#### Task goal
Repeat the material below word for word and leave out all pictures.

++++++++++++++++++++

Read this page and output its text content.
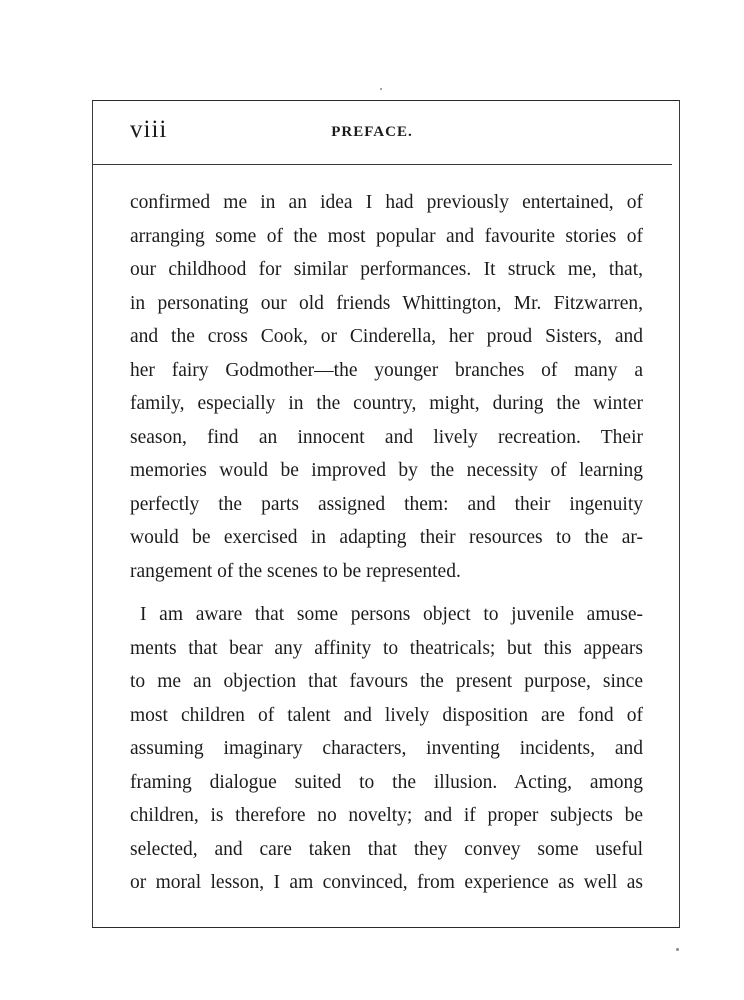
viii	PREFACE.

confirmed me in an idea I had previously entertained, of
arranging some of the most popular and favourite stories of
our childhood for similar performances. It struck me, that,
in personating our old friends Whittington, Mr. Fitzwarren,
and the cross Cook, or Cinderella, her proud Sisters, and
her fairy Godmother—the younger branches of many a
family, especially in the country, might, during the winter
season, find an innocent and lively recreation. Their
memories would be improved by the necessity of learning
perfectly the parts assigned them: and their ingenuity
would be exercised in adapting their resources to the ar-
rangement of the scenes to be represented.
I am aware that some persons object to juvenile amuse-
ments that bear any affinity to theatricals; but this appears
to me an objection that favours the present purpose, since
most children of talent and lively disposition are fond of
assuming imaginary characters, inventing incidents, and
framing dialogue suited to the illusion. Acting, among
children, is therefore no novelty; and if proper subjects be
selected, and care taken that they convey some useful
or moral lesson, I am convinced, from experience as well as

++++++++++++++++++++

#### The reply
Read this page and output its text content.
viii	PREFACE.

confirmed me in an idea I had previously entertained, of
arranging some of the most popular and favourite stories of
our childhood for similar performances. It struck me, that,
in personating our old friends Whittington, Mr. Fitzwarren,
and the cross Cook, or Cinderella, her proud Sisters, and
her fairy Godmother—the younger branches of many a
family, especially in the country, might, during the winter
season, find an innocent and lively recreation. Their
memories would be improved by the necessity of learning
perfectly the parts assigned them: and their ingenuity
would be exercised in adapting their resources to the ar-
rangement of the scenes to be represented.
I am aware that some persons object to juvenile amuse-
ments that bear any affinity to theatricals; but this appears
to me an objection that favours the present purpose, since
most children of talent and lively disposition are fond of
assuming imaginary characters, inventing incidents, and
framing dialogue suited to the illusion. Acting, among
children, is therefore no novelty; and if proper subjects be
selected, and care taken that they convey some useful
or moral lesson, I am convinced, from experience as well as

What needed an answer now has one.